╭─ DATA FOR PROCESSING

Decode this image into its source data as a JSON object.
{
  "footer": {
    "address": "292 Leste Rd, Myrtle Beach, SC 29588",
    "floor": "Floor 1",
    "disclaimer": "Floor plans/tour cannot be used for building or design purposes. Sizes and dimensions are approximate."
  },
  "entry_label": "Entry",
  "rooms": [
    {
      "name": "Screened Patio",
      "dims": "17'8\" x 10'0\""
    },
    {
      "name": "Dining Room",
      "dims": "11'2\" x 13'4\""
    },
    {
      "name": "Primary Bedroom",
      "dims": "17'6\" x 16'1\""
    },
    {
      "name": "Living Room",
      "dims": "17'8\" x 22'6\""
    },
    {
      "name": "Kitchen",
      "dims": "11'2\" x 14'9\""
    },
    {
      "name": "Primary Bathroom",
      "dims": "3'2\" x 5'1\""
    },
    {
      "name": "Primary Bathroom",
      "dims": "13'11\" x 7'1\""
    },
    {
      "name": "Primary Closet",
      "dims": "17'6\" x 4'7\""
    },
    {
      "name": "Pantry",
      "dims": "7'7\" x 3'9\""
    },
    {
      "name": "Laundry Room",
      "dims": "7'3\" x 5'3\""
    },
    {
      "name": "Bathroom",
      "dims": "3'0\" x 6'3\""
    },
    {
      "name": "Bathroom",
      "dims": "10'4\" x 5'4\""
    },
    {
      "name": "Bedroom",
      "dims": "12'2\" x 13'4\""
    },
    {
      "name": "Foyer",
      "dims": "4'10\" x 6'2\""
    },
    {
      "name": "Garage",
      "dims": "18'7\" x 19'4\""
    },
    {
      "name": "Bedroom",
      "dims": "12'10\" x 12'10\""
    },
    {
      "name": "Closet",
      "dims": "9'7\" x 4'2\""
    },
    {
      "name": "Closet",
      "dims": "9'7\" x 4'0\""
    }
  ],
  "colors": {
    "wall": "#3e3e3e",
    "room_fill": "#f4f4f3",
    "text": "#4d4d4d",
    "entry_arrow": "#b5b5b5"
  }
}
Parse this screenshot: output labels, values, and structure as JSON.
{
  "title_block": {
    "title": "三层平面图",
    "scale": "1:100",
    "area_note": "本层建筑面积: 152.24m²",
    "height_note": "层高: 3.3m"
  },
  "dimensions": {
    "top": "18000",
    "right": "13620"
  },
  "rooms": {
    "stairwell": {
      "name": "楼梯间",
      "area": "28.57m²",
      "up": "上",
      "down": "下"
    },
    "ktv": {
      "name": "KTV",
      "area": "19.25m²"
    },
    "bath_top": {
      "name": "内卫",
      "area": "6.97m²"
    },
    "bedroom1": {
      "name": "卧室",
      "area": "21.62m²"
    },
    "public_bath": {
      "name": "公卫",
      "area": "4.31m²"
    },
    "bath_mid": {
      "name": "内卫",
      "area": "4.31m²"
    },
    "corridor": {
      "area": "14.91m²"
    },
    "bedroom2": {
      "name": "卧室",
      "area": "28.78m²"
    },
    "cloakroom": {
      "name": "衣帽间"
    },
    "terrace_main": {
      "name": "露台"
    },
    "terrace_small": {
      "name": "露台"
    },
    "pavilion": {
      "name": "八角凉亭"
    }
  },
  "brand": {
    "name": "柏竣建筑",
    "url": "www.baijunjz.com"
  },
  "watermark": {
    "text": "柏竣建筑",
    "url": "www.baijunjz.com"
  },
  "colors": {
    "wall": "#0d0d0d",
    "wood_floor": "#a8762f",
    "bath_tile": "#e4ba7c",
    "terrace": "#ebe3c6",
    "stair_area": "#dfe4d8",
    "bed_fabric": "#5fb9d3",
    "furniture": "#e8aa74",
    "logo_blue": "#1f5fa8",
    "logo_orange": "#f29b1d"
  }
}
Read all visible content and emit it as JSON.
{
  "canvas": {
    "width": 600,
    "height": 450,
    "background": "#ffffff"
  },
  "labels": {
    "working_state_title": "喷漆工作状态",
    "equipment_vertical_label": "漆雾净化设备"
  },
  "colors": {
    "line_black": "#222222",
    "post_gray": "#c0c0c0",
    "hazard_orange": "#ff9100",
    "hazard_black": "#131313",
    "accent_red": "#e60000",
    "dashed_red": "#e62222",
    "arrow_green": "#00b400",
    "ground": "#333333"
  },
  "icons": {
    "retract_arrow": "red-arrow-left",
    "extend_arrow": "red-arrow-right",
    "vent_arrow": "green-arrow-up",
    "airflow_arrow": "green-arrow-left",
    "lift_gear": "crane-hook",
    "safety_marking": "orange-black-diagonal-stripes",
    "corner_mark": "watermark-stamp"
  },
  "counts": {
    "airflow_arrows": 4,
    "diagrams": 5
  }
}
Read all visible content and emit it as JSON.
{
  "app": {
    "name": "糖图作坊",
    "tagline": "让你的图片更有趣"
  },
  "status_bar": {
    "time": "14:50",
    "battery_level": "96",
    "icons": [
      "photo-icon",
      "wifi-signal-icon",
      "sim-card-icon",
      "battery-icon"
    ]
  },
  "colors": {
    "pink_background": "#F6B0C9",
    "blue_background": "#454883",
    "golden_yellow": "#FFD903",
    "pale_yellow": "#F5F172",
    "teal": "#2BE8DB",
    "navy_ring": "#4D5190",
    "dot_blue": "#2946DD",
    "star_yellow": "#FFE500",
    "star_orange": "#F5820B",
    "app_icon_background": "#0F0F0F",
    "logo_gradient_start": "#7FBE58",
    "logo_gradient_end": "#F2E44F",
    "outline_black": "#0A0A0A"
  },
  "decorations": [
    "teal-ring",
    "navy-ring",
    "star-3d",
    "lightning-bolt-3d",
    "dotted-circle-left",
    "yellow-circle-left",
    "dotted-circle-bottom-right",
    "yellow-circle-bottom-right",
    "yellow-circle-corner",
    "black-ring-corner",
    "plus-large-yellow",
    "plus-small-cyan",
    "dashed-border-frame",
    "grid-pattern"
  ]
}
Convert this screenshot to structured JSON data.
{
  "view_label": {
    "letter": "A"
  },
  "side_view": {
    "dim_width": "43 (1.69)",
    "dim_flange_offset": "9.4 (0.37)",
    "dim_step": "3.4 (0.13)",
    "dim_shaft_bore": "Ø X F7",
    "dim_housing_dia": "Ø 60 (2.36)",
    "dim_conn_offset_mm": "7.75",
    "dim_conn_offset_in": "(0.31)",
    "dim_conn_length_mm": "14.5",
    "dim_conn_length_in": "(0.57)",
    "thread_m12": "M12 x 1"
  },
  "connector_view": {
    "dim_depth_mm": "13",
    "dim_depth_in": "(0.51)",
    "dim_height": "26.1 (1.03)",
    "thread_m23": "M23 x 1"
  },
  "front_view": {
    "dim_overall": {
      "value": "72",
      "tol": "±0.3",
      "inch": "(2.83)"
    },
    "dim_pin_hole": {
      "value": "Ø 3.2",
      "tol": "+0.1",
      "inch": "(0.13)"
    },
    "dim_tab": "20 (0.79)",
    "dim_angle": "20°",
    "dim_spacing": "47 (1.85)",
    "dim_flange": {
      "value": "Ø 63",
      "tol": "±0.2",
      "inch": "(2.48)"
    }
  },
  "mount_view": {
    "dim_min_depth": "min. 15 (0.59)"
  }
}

╰─

WRITTEN PROBLEM: Output each record exactly, leaving nothing out.

TASK ANSWER:
Decode this image into its source data as a JSON object.
{
  "footer": {
    "address": "292 Leste Rd, Myrtle Beach, SC 29588",
    "floor": "Floor 1",
    "disclaimer": "Floor plans/tour cannot be used for building or design purposes. Sizes and dimensions are approximate."
  },
  "entry_label": "Entry",
  "rooms": [
    {
      "name": "Screened Patio",
      "dims": "17'8\" x 10'0\""
    },
    {
      "name": "Dining Room",
      "dims": "11'2\" x 13'4\""
    },
    {
      "name": "Primary Bedroom",
      "dims": "17'6\" x 16'1\""
    },
    {
      "name": "Living Room",
      "dims": "17'8\" x 22'6\""
    },
    {
      "name": "Kitchen",
      "dims": "11'2\" x 14'9\""
    },
    {
      "name": "Primary Bathroom",
      "dims": "3'2\" x 5'1\""
    },
    {
      "name": "Primary Bathroom",
      "dims": "13'11\" x 7'1\""
    },
    {
      "name": "Primary Closet",
      "dims": "17'6\" x 4'7\""
    },
    {
      "name": "Pantry",
      "dims": "7'7\" x 3'9\""
    },
    {
      "name": "Laundry Room",
      "dims": "7'3\" x 5'3\""
    },
    {
      "name": "Bathroom",
      "dims": "3'0\" x 6'3\""
    },
    {
      "name": "Bathroom",
      "dims": "10'4\" x 5'4\""
    },
    {
      "name": "Bedroom",
      "dims": "12'2\" x 13'4\""
    },
    {
      "name": "Foyer",
      "dims": "4'10\" x 6'2\""
    },
    {
      "name": "Garage",
      "dims": "18'7\" x 19'4\""
    },
    {
      "name": "Bedroom",
      "dims": "12'10\" x 12'10\""
    },
    {
      "name": "Closet",
      "dims": "9'7\" x 4'2\""
    },
    {
      "name": "Closet",
      "dims": "9'7\" x 4'0\""
    }
  ],
  "colors": {
    "wall": "#3e3e3e",
    "room_fill": "#f4f4f3",
    "text": "#4d4d4d",
    "entry_arrow": "#b5b5b5"
  }
}
Parse this screenshot: output labels, values, and structure as JSON.
{
  "title_block": {
    "title": "三层平面图",
    "scale": "1:100",
    "area_note": "本层建筑面积: 152.24m²",
    "height_note": "层高: 3.3m"
  },
  "dimensions": {
    "top": "18000",
    "right": "13620"
  },
  "rooms": {
    "stairwell": {
      "name": "楼梯间",
      "area": "28.57m²",
      "up": "上",
      "down": "下"
    },
    "ktv": {
      "name": "KTV",
      "area": "19.25m²"
    },
    "bath_top": {
      "name": "内卫",
      "area": "6.97m²"
    },
    "bedroom1": {
      "name": "卧室",
      "area": "21.62m²"
    },
    "public_bath": {
      "name": "公卫",
      "area": "4.31m²"
    },
    "bath_mid": {
      "name": "内卫",
      "area": "4.31m²"
    },
    "corridor": {
      "area": "14.91m²"
    },
    "bedroom2": {
      "name": "卧室",
      "area": "28.78m²"
    },
    "cloakroom": {
      "name": "衣帽间"
    },
    "terrace_main": {
      "name": "露台"
    },
    "terrace_small": {
      "name": "露台"
    },
    "pavilion": {
      "name": "八角凉亭"
    }
  },
  "brand": {
    "name": "柏竣建筑",
    "url": "www.baijunjz.com"
  },
  "watermark": {
    "text": "柏竣建筑",
    "url": "www.baijunjz.com"
  },
  "colors": {
    "wall": "#0d0d0d",
    "wood_floor": "#a8762f",
    "bath_tile": "#e4ba7c",
    "terrace": "#ebe3c6",
    "stair_area": "#dfe4d8",
    "bed_fabric": "#5fb9d3",
    "furniture": "#e8aa74",
    "logo_blue": "#1f5fa8",
    "logo_orange": "#f29b1d"
  }
}
Read all visible content and emit it as JSON.
{
  "canvas": {
    "width": 600,
    "height": 450,
    "background": "#ffffff"
  },
  "labels": {
    "working_state_title": "喷漆工作状态",
    "equipment_vertical_label": "漆雾净化设备"
  },
  "colors": {
    "line_black": "#222222",
    "post_gray": "#c0c0c0",
    "hazard_orange": "#ff9100",
    "hazard_black": "#131313",
    "accent_red": "#e60000",
    "dashed_red": "#e62222",
    "arrow_green": "#00b400",
    "ground": "#333333"
  },
  "icons": {
    "retract_arrow": "red-arrow-left",
    "extend_arrow": "red-arrow-right",
    "vent_arrow": "green-arrow-up",
    "airflow_arrow": "green-arrow-left",
    "lift_gear": "crane-hook",
    "safety_marking": "orange-black-diagonal-stripes",
    "corner_mark": "watermark-stamp"
  },
  "counts": {
    "airflow_arrows": 4,
    "diagrams": 5
  }
}
Read all visible content and emit it as JSON.
{
  "app": {
    "name": "糖图作坊",
    "tagline": "让你的图片更有趣"
  },
  "status_bar": {
    "time": "14:50",
    "battery_level": "96",
    "icons": [
      "photo-icon",
      "wifi-signal-icon",
      "sim-card-icon",
      "battery-icon"
    ]
  },
  "colors": {
    "pink_background": "#F6B0C9",
    "blue_background": "#454883",
    "golden_yellow": "#FFD903",
    "pale_yellow": "#F5F172",
    "teal": "#2BE8DB",
    "navy_ring": "#4D5190",
    "dot_blue": "#2946DD",
    "star_yellow": "#FFE500",
    "star_orange": "#F5820B",
    "app_icon_background": "#0F0F0F",
    "logo_gradient_start": "#7FBE58",
    "logo_gradient_end": "#F2E44F",
    "outline_black": "#0A0A0A"
  },
  "decorations": [
    "teal-ring",
    "navy-ring",
    "star-3d",
    "lightning-bolt-3d",
    "dotted-circle-left",
    "yellow-circle-left",
    "dotted-circle-bottom-right",
    "yellow-circle-bottom-right",
    "yellow-circle-corner",
    "black-ring-corner",
    "plus-large-yellow",
    "plus-small-cyan",
    "dashed-border-frame",
    "grid-pattern"
  ]
}
Convert this screenshot to structured JSON data.
{
  "view_label": {
    "letter": "A"
  },
  "side_view": {
    "dim_width": "43 (1.69)",
    "dim_flange_offset": "9.4 (0.37)",
    "dim_step": "3.4 (0.13)",
    "dim_shaft_bore": "Ø X F7",
    "dim_housing_dia": "Ø 60 (2.36)",
    "dim_conn_offset_mm": "7.75",
    "dim_conn_offset_in": "(0.31)",
    "dim_conn_length_mm": "14.5",
    "dim_conn_length_in": "(0.57)",
    "thread_m12": "M12 x 1"
  },
  "connector_view": {
    "dim_depth_mm": "13",
    "dim_depth_in": "(0.51)",
    "dim_height": "26.1 (1.03)",
    "thread_m23": "M23 x 1"
  },
  "front_view": {
    "dim_overall": {
      "value": "72",
      "tol": "±0.3",
      "inch": "(2.83)"
    },
    "dim_pin_hole": {
      "value": "Ø 3.2",
      "tol": "+0.1",
      "inch": "(0.13)"
    },
    "dim_tab": "20 (0.79)",
    "dim_angle": "20°",
    "dim_spacing": "47 (1.85)",
    "dim_flange": {
      "value": "Ø 63",
      "tol": "±0.2",
      "inch": "(2.48)"
    }
  },
  "mount_view": {
    "dim_min_depth": "min. 15 (0.59)"
  }
}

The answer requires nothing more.